**Texto fornecido**
RESENHA
Um quarto para ela é um romance feito pela escritora australiana Helen Garner, foi publicado em 2008, lançado no Brasil em 2011 pela editora Alfaguara. O livro foi baseado na própria vida da escritora, tanto que o nome de uma das personagens é Helen.
O livro narrado em primeira pessoa conta sobre uma amizade entre duas senhoras Helen e Nicola. Helen receberá sua grande amiga Nicola em sua casa, na qual, está lutando contra um câncer de intestino que já se espalhou para os ossos e fígado, infelizmente, já foi desenganada pelos médicos. Helen faz absolutamente tudo para que sua amiga seja recebida da melhor forma possível. Prepara um quarto para ela, compra tapete novo, arruma cama, espelho e toalhas para que Nicola se sinta totalmente confortável. Nicola é uma senhora sozinha e sem filhos, mas extremamente otimista, acredita que indo para a casa de Helen em Melbourne, poderá fazer tratamento em uma clínica chamada Theodore Institute, onde trabalham com medicina alternativa, sem comprovações científicas. Entretanto, Nicola tem tanta convicção que irá ser curada que acaba se submetendo a tratamentos incomuns e duvidosos, alguns deles são gotas de peróxido, ozônio, altas doses de vitamina C, entre outros. Nicola têm reações muito fortes a esses tratamentos, passa madrugadas em claro com dores, tremores, enjoos, e Helen sempre ao seu lado lhe ajudando. A rotina de Helen muda por completa com a chegada de sua amiga, ela se vê sem esperança e exausta, sofre ao ver Nicola com as reações e acredita que esses tratamentos podem ser enganação para tirar dinheiro de quem está tão angustiado com uma doença. Helen não acredita no instituto, chama os possíveis médico de charlatões, tenta sempre alertar sua amiga, contudo, ela não aceita e sempre diz que na metade da semana que vem estará curada. Entre idas e vindas da clínica, durante as três semanas em que Nicola fica hospedada, das várias noites em claro, trocando os lençóis da cama, mudando o colchão e tratando as dores dela, Helen acaba se sentindo doente psicologicamente e sente que a casa toda está adoecida também, ela precisará urgentemente tomar uma decisão: ou continua fazendo tudo por sua amiga e adoecendo junto ou a deixava com outra responsável.

**Tarefa**
Segundo a resenha, por que Nicola vai para a casa de Helen em Melbourne? Responda em uma a três frases.

**Dados fornecidos**
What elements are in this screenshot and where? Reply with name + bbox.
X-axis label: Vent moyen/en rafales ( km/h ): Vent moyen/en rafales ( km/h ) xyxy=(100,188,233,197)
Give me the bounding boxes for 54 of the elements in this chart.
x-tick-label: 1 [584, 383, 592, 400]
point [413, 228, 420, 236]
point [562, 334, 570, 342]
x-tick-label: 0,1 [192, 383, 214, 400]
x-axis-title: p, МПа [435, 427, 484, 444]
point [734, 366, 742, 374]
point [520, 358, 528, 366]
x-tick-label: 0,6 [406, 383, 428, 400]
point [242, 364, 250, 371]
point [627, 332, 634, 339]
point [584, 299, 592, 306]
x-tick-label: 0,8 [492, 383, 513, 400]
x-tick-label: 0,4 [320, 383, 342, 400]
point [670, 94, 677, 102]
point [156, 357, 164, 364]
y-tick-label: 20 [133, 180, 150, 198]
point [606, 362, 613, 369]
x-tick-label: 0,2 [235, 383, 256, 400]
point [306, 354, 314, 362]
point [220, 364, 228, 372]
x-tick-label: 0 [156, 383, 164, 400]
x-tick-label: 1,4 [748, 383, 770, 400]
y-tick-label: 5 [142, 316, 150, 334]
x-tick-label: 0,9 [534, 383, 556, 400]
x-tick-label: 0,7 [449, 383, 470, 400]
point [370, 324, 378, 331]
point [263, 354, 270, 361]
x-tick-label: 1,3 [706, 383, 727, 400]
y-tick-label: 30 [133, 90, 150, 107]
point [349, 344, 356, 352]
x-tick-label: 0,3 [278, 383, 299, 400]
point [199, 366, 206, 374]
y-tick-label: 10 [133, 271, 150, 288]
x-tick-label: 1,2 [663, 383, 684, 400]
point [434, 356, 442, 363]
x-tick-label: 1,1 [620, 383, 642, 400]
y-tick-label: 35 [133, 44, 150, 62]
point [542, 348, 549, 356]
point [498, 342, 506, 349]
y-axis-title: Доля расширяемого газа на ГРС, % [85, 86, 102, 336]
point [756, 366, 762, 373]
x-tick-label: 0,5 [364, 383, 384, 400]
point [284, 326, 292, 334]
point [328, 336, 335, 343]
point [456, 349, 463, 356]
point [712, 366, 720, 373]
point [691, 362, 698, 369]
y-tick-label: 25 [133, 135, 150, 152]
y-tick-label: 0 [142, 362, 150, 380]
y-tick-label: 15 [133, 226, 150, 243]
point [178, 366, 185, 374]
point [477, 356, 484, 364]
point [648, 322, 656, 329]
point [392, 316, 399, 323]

**Espaço para resposta**
Nicola acredita que, hospedada na casa de Helen em Melbourne, poderá fazer tratamento em uma clínica chamada Theodore Institute. Essa clínica trabalha com medicina alternativa, e Nicola está convicta de que lá será curada.